— Goal of the exercise —
Please write out the material below exactly as given.

• • • • •

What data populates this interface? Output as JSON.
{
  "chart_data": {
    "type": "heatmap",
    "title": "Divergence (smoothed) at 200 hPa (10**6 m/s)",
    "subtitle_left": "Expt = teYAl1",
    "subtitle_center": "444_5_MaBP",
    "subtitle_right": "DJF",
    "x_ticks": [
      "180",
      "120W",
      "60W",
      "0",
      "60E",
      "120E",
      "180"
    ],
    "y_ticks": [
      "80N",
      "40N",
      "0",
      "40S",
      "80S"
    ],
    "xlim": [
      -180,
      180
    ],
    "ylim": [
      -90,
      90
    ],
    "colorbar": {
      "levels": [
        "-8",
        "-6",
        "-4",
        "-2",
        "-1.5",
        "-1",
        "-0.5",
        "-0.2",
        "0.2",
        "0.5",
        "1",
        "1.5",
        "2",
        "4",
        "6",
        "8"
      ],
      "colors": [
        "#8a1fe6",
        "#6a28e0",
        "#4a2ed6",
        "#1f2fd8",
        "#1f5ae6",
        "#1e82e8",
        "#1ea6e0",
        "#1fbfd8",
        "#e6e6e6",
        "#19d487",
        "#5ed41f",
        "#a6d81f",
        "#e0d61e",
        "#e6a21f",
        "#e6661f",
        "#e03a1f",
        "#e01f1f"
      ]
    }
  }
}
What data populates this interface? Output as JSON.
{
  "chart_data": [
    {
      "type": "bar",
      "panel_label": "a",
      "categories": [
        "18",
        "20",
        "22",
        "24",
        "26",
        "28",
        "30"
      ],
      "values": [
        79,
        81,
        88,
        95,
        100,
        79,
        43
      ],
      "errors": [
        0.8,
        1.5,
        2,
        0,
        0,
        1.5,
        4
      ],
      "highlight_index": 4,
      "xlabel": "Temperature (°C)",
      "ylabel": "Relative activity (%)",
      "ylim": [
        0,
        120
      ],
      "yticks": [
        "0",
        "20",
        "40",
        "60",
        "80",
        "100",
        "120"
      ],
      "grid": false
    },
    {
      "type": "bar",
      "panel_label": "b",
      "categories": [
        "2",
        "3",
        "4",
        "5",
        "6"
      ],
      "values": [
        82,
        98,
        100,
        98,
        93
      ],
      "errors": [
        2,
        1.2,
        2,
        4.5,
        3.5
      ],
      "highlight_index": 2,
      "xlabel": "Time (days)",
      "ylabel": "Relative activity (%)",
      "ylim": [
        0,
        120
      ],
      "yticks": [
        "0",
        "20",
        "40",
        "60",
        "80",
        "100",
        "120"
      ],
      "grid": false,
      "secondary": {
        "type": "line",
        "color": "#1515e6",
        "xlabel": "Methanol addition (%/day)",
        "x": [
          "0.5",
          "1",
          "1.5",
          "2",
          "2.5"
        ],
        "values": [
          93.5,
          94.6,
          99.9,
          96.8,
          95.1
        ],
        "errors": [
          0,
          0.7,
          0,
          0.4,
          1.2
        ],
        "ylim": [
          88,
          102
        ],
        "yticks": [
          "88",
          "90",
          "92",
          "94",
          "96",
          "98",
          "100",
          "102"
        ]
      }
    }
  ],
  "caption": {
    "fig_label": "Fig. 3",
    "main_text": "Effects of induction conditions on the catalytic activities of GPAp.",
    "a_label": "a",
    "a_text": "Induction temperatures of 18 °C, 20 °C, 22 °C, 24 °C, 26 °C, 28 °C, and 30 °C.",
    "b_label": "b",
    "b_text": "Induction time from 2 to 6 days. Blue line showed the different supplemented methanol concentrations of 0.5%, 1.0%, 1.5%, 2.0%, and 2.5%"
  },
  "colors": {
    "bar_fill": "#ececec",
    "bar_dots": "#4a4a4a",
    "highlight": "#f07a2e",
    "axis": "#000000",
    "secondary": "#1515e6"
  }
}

• • • • •

— Response below —
What data populates this interface? Output as JSON.
{
  "chart_data": {
    "type": "heatmap",
    "title": "Divergence (smoothed) at 200 hPa (10**6 m/s)",
    "subtitle_left": "Expt = teYAl1",
    "subtitle_center": "444_5_MaBP",
    "subtitle_right": "DJF",
    "x_ticks": [
      "180",
      "120W",
      "60W",
      "0",
      "60E",
      "120E",
      "180"
    ],
    "y_ticks": [
      "80N",
      "40N",
      "0",
      "40S",
      "80S"
    ],
    "xlim": [
      -180,
      180
    ],
    "ylim": [
      -90,
      90
    ],
    "colorbar": {
      "levels": [
        "-8",
        "-6",
        "-4",
        "-2",
        "-1.5",
        "-1",
        "-0.5",
        "-0.2",
        "0.2",
        "0.5",
        "1",
        "1.5",
        "2",
        "4",
        "6",
        "8"
      ],
      "colors": [
        "#8a1fe6",
        "#6a28e0",
        "#4a2ed6",
        "#1f2fd8",
        "#1f5ae6",
        "#1e82e8",
        "#1ea6e0",
        "#1fbfd8",
        "#e6e6e6",
        "#19d487",
        "#5ed41f",
        "#a6d81f",
        "#e0d61e",
        "#e6a21f",
        "#e6661f",
        "#e03a1f",
        "#e01f1f"
      ]
    }
  }
}
What data populates this interface? Output as JSON.
{
  "chart_data": [
    {
      "type": "bar",
      "panel_label": "a",
      "categories": [
        "18",
        "20",
        "22",
        "24",
        "26",
        "28",
        "30"
      ],
      "values": [
        79,
        81,
        88,
        95,
        100,
        79,
        43
      ],
      "errors": [
        0.8,
        1.5,
        2,
        0,
        0,
        1.5,
        4
      ],
      "highlight_index": 4,
      "xlabel": "Temperature (°C)",
      "ylabel": "Relative activity (%)",
      "ylim": [
        0,
        120
      ],
      "yticks": [
        "0",
        "20",
        "40",
        "60",
        "80",
        "100",
        "120"
      ],
      "grid": false
    },
    {
      "type": "bar",
      "panel_label": "b",
      "categories": [
        "2",
        "3",
        "4",
        "5",
        "6"
      ],
      "values": [
        82,
        98,
        100,
        98,
        93
      ],
      "errors": [
        2,
        1.2,
        2,
        4.5,
        3.5
      ],
      "highlight_index": 2,
      "xlabel": "Time (days)",
      "ylabel": "Relative activity (%)",
      "ylim": [
        0,
        120
      ],
      "yticks": [
        "0",
        "20",
        "40",
        "60",
        "80",
        "100",
        "120"
      ],
      "grid": false,
      "secondary": {
        "type": "line",
        "color": "#1515e6",
        "xlabel": "Methanol addition (%/day)",
        "x": [
          "0.5",
          "1",
          "1.5",
          "2",
          "2.5"
        ],
        "values": [
          93.5,
          94.6,
          99.9,
          96.8,
          95.1
        ],
        "errors": [
          0,
          0.7,
          0,
          0.4,
          1.2
        ],
        "ylim": [
          88,
          102
        ],
        "yticks": [
          "88",
          "90",
          "92",
          "94",
          "96",
          "98",
          "100",
          "102"
        ]
      }
    }
  ],
  "caption": {
    "fig_label": "Fig. 3",
    "main_text": "Effects of induction conditions on the catalytic activities of GPAp.",
    "a_label": "a",
    "a_text": "Induction temperatures of 18 °C, 20 °C, 22 °C, 24 °C, 26 °C, 28 °C, and 30 °C.",
    "b_label": "b",
    "b_text": "Induction time from 2 to 6 days. Blue line showed the different supplemented methanol concentrations of 0.5%, 1.0%, 1.5%, 2.0%, and 2.5%"
  },
  "colors": {
    "bar_fill": "#ececec",
    "bar_dots": "#4a4a4a",
    "highlight": "#f07a2e",
    "axis": "#000000",
    "secondary": "#1515e6"
  }
}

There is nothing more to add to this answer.